| EXERCISE BRIEF |
Retype the records below exactly as they appear, but leave out any pictures.

| SUPPLIED MATERIAL |
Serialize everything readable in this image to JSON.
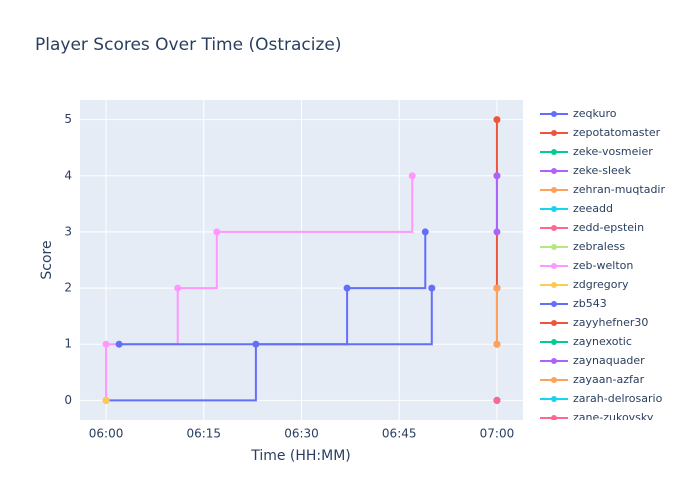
{
  "chart_data": {
    "type": "line",
    "step": "hv",
    "title": "Player Scores Over Time (Ostracize)",
    "x_label": "Time (HH:MM)",
    "y_label": "Score",
    "xlim": [
      "05:56",
      "07:04"
    ],
    "xticks": [
      "06:00",
      "06:15",
      "06:30",
      "06:45",
      "07:00"
    ],
    "ylim": [
      -0.35,
      5.35
    ],
    "yticks": [
      0,
      1,
      2,
      3,
      4,
      5
    ],
    "grid": true,
    "legend": "right",
    "series": [
      {
        "name": "zeqkuro",
        "color": "#636efa",
        "x": [
          "06:00",
          "06:23",
          "06:37",
          "06:49"
        ],
        "values": [
          0,
          1,
          2,
          3
        ]
      },
      {
        "name": "zepotatomaster",
        "color": "#EF553B",
        "x": [
          "07:00",
          "07:00",
          "07:00"
        ],
        "values": [
          1,
          2,
          5
        ]
      },
      {
        "name": "zeke-vosmeier",
        "color": "#00cc96",
        "x": [
          "07:00"
        ],
        "values": [
          0
        ]
      },
      {
        "name": "zeke-sleek",
        "color": "#ab63fa",
        "x": [
          "07:00",
          "07:00"
        ],
        "values": [
          3,
          4
        ]
      },
      {
        "name": "zehran-muqtadir",
        "color": "#FFA15A",
        "x": [
          "07:00"
        ],
        "values": [
          1
        ]
      },
      {
        "name": "zeeadd",
        "color": "#19d3f3",
        "x": [
          "07:00"
        ],
        "values": [
          0
        ]
      },
      {
        "name": "zedd-epstein",
        "color": "#FF6692",
        "x": [
          "07:00"
        ],
        "values": [
          0
        ]
      },
      {
        "name": "zebraless",
        "color": "#B6E880",
        "x": [
          "07:00"
        ],
        "values": [
          0
        ]
      },
      {
        "name": "zeb-welton",
        "color": "#FF97FF",
        "x": [
          "06:00",
          "06:00",
          "06:11",
          "06:17",
          "06:47"
        ],
        "values": [
          0,
          1,
          2,
          3,
          4
        ]
      },
      {
        "name": "zdgregory",
        "color": "#FECB52",
        "x": [
          "06:00"
        ],
        "values": [
          0
        ]
      },
      {
        "name": "zb543",
        "color": "#636efa",
        "x": [
          "06:02",
          "06:50"
        ],
        "values": [
          1,
          2
        ]
      },
      {
        "name": "zayyhefner30",
        "color": "#EF553B",
        "x": [
          "07:00"
        ],
        "values": [
          2
        ]
      },
      {
        "name": "zaynexotic",
        "color": "#00cc96",
        "x": [
          "07:00"
        ],
        "values": [
          0
        ]
      },
      {
        "name": "zaynaquader",
        "color": "#ab63fa",
        "x": [
          "07:00"
        ],
        "values": [
          4
        ]
      },
      {
        "name": "zayaan-azfar",
        "color": "#FFA15A",
        "x": [
          "07:00",
          "07:00"
        ],
        "values": [
          1,
          2
        ]
      },
      {
        "name": "zarah-delrosario",
        "color": "#19d3f3",
        "x": [
          "07:00"
        ],
        "values": [
          0
        ]
      },
      {
        "name": "zane-zukovsky",
        "color": "#FF6692",
        "x": [
          "07:00"
        ],
        "values": [
          0
        ]
      }
    ]
  }
}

| ANSWER TO THE TASK |
Serialize everything readable in this image to JSON.
{
  "chart_data": {
    "type": "line",
    "step": "hv",
    "title": "Player Scores Over Time (Ostracize)",
    "x_label": "Time (HH:MM)",
    "y_label": "Score",
    "xlim": [
      "05:56",
      "07:04"
    ],
    "xticks": [
      "06:00",
      "06:15",
      "06:30",
      "06:45",
      "07:00"
    ],
    "ylim": [
      -0.35,
      5.35
    ],
    "yticks": [
      0,
      1,
      2,
      3,
      4,
      5
    ],
    "grid": true,
    "legend": "right",
    "series": [
      {
        "name": "zeqkuro",
        "color": "#636efa",
        "x": [
          "06:00",
          "06:23",
          "06:37",
          "06:49"
        ],
        "values": [
          0,
          1,
          2,
          3
        ]
      },
      {
        "name": "zepotatomaster",
        "color": "#EF553B",
        "x": [
          "07:00",
          "07:00",
          "07:00"
        ],
        "values": [
          1,
          2,
          5
        ]
      },
      {
        "name": "zeke-vosmeier",
        "color": "#00cc96",
        "x": [
          "07:00"
        ],
        "values": [
          0
        ]
      },
      {
        "name": "zeke-sleek",
        "color": "#ab63fa",
        "x": [
          "07:00",
          "07:00"
        ],
        "values": [
          3,
          4
        ]
      },
      {
        "name": "zehran-muqtadir",
        "color": "#FFA15A",
        "x": [
          "07:00"
        ],
        "values": [
          1
        ]
      },
      {
        "name": "zeeadd",
        "color": "#19d3f3",
        "x": [
          "07:00"
        ],
        "values": [
          0
        ]
      },
      {
        "name": "zedd-epstein",
        "color": "#FF6692",
        "x": [
          "07:00"
        ],
        "values": [
          0
        ]
      },
      {
        "name": "zebraless",
        "color": "#B6E880",
        "x": [
          "07:00"
        ],
        "values": [
          0
        ]
      },
      {
        "name": "zeb-welton",
        "color": "#FF97FF",
        "x": [
          "06:00",
          "06:00",
          "06:11",
          "06:17",
          "06:47"
        ],
        "values": [
          0,
          1,
          2,
          3,
          4
        ]
      },
      {
        "name": "zdgregory",
        "color": "#FECB52",
        "x": [
          "06:00"
        ],
        "values": [
          0
        ]
      },
      {
        "name": "zb543",
        "color": "#636efa",
        "x": [
          "06:02",
          "06:50"
        ],
        "values": [
          1,
          2
        ]
      },
      {
        "name": "zayyhefner30",
        "color": "#EF553B",
        "x": [
          "07:00"
        ],
        "values": [
          2
        ]
      },
      {
        "name": "zaynexotic",
        "color": "#00cc96",
        "x": [
          "07:00"
        ],
        "values": [
          0
        ]
      },
      {
        "name": "zaynaquader",
        "color": "#ab63fa",
        "x": [
          "07:00"
        ],
        "values": [
          4
        ]
      },
      {
        "name": "zayaan-azfar",
        "color": "#FFA15A",
        "x": [
          "07:00",
          "07:00"
        ],
        "values": [
          1,
          2
        ]
      },
      {
        "name": "zarah-delrosario",
        "color": "#19d3f3",
        "x": [
          "07:00"
        ],
        "values": [
          0
        ]
      },
      {
        "name": "zane-zukovsky",
        "color": "#FF6692",
        "x": [
          "07:00"
        ],
        "values": [
          0
        ]
      }
    ]
  }
}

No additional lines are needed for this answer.